» TASK DIRECTIONS
Your task is to write out exactly the lines from the line containing "Give me the" through the end of the records, inclusive at both ends.

○ ○ ○ ○ ○

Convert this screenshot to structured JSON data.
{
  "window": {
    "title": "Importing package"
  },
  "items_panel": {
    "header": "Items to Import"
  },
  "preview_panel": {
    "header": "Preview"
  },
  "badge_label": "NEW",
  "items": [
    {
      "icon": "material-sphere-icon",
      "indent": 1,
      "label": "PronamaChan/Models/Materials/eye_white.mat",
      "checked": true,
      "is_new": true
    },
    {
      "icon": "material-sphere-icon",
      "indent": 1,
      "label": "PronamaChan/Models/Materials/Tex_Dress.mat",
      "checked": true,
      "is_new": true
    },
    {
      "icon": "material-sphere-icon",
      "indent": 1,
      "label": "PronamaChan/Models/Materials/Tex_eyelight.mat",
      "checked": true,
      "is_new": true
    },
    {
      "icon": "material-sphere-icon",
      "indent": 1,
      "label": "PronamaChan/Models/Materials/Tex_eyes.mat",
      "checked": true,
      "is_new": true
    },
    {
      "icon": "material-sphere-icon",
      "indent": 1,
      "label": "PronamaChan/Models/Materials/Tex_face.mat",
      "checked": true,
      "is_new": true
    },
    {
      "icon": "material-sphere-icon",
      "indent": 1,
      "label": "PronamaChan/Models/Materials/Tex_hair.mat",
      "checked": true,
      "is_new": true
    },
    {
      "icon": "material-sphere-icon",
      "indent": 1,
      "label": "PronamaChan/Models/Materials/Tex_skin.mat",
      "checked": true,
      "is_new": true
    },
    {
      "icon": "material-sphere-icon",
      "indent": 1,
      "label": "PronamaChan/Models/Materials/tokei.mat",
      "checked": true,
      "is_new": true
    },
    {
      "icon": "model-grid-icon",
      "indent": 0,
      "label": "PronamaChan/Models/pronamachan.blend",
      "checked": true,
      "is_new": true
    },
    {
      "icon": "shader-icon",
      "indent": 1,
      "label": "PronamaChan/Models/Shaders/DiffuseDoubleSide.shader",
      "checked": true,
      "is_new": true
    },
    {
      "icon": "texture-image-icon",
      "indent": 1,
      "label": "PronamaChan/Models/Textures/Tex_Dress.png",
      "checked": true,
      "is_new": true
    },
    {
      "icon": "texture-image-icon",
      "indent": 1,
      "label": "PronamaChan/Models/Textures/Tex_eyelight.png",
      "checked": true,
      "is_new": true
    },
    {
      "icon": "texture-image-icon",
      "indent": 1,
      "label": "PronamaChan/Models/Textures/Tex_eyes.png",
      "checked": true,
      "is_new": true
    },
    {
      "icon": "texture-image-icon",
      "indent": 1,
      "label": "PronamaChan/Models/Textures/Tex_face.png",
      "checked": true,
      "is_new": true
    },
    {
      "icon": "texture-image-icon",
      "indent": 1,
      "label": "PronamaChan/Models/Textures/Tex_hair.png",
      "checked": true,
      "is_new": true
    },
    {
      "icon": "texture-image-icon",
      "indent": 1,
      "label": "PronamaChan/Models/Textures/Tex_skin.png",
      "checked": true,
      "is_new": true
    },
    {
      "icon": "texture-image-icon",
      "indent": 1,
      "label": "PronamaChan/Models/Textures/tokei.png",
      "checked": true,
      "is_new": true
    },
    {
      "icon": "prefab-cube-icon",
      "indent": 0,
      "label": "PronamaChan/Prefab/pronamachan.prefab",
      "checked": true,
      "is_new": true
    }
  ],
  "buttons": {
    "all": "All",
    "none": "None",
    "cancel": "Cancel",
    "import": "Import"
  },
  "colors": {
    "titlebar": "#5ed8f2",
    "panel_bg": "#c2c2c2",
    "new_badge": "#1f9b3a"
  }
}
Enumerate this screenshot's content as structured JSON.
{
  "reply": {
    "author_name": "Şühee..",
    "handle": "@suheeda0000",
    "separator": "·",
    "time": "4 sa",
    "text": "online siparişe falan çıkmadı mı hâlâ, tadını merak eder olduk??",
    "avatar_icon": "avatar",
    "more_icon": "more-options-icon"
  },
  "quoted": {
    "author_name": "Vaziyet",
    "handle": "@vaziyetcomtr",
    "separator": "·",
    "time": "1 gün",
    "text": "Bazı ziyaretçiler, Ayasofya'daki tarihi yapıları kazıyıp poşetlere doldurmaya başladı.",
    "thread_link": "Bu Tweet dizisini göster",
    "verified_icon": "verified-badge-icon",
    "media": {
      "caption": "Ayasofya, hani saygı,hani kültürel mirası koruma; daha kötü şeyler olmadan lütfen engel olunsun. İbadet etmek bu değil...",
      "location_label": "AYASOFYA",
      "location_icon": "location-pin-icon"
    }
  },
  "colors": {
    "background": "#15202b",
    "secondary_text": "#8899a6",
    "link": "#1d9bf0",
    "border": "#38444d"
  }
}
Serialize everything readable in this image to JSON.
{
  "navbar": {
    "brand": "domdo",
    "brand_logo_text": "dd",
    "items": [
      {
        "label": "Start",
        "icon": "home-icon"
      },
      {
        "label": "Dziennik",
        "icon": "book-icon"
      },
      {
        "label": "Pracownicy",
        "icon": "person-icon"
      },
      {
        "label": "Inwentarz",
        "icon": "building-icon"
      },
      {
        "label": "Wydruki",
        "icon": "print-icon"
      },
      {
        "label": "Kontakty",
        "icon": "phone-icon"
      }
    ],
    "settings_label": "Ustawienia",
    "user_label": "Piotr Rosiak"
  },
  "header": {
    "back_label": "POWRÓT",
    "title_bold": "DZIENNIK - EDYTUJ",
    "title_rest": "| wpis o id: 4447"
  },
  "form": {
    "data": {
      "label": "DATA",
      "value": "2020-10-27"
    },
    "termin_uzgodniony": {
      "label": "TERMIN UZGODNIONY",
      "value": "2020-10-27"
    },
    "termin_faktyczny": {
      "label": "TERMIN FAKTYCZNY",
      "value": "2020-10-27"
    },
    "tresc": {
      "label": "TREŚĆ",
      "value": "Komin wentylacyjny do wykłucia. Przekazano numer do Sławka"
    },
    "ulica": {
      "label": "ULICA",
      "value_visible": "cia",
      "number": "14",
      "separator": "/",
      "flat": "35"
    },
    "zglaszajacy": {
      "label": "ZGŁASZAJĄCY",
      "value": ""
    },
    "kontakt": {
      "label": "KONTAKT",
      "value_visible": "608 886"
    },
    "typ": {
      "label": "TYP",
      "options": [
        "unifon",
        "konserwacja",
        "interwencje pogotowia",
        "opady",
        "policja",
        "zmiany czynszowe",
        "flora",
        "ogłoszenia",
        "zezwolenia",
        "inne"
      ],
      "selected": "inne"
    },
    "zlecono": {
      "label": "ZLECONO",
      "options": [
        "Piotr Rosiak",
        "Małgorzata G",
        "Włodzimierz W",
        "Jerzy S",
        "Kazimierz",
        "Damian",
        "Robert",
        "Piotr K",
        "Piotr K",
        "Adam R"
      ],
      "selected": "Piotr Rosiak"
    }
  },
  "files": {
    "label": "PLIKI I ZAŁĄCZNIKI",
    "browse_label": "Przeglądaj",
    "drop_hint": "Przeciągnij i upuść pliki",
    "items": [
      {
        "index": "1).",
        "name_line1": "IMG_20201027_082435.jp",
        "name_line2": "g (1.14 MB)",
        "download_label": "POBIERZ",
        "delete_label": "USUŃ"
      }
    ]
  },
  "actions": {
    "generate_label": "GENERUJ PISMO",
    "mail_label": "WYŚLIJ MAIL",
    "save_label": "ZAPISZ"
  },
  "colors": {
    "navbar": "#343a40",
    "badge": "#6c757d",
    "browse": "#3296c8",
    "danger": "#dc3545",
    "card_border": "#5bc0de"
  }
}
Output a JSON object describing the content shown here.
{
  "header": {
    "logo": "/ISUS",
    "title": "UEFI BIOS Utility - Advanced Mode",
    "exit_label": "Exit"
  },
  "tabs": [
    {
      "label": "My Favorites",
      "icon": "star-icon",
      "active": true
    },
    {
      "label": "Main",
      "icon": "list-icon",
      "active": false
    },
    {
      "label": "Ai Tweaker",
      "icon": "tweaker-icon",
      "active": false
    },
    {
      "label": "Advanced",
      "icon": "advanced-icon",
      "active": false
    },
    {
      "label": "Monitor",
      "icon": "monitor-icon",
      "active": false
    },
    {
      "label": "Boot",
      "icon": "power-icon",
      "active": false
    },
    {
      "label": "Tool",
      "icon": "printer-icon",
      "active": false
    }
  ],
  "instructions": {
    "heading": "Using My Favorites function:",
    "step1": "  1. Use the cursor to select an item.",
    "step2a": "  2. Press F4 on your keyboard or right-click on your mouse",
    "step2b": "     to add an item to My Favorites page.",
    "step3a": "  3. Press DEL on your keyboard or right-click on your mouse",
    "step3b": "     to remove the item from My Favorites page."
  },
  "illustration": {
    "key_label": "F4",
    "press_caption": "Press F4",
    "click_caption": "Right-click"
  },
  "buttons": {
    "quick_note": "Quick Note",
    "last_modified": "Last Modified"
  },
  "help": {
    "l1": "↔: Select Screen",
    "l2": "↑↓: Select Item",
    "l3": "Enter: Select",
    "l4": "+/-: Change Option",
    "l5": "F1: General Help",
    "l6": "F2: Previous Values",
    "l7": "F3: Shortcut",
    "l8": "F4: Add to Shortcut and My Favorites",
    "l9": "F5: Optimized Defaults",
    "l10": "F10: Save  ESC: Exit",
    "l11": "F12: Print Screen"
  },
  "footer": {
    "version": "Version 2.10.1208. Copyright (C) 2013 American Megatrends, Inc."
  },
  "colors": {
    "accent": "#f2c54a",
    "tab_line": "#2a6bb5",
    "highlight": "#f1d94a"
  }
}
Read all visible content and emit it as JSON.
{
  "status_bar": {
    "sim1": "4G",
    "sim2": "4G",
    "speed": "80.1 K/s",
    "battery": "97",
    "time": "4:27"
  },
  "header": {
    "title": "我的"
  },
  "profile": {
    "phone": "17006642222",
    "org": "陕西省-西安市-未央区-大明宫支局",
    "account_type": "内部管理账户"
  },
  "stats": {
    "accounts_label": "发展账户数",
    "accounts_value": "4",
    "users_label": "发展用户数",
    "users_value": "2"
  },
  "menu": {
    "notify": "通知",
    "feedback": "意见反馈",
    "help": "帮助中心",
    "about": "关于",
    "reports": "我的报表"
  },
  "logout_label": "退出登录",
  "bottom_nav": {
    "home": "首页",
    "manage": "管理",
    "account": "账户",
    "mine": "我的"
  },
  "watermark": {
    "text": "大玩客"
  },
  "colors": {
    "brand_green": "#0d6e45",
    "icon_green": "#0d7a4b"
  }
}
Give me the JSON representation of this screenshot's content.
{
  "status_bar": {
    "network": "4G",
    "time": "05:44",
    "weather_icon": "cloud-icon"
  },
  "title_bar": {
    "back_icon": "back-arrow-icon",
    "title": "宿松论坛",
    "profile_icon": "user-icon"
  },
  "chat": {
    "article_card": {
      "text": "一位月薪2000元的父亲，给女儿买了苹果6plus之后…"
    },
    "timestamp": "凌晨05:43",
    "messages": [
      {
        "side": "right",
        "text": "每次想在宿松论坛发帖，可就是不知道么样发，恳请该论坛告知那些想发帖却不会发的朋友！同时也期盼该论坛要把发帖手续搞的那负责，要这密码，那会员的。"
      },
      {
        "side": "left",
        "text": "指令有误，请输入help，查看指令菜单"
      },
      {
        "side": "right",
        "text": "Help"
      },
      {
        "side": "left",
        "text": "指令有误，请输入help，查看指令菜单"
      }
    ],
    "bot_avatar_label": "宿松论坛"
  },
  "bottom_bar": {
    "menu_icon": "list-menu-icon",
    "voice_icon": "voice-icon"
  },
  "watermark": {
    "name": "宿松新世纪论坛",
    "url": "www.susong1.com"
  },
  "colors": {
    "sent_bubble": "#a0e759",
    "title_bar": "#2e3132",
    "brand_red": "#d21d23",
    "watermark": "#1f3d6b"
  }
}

○ ○ ○ ○ ○

» SOLVED PROBLEM
Give me the JSON representation of this screenshot's content.
{
  "status_bar": {
    "network": "4G",
    "time": "05:44",
    "weather_icon": "cloud-icon"
  },
  "title_bar": {
    "back_icon": "back-arrow-icon",
    "title": "宿松论坛",
    "profile_icon": "user-icon"
  },
  "chat": {
    "article_card": {
      "text": "一位月薪2000元的父亲，给女儿买了苹果6plus之后…"
    },
    "timestamp": "凌晨05:43",
    "messages": [
      {
        "side": "right",
        "text": "每次想在宿松论坛发帖，可就是不知道么样发，恳请该论坛告知那些想发帖却不会发的朋友！同时也期盼该论坛要把发帖手续搞的那负责，要这密码，那会员的。"
      },
      {
        "side": "left",
        "text": "指令有误，请输入help，查看指令菜单"
      },
      {
        "side": "right",
        "text": "Help"
      },
      {
        "side": "left",
        "text": "指令有误，请输入help，查看指令菜单"
      }
    ],
    "bot_avatar_label": "宿松论坛"
  },
  "bottom_bar": {
    "menu_icon": "list-menu-icon",
    "voice_icon": "voice-icon"
  },
  "watermark": {
    "name": "宿松新世纪论坛",
    "url": "www.susong1.com"
  },
  "colors": {
    "sent_bubble": "#a0e759",
    "title_bar": "#2e3132",
    "brand_red": "#d21d23",
    "watermark": "#1f3d6b"
  }
}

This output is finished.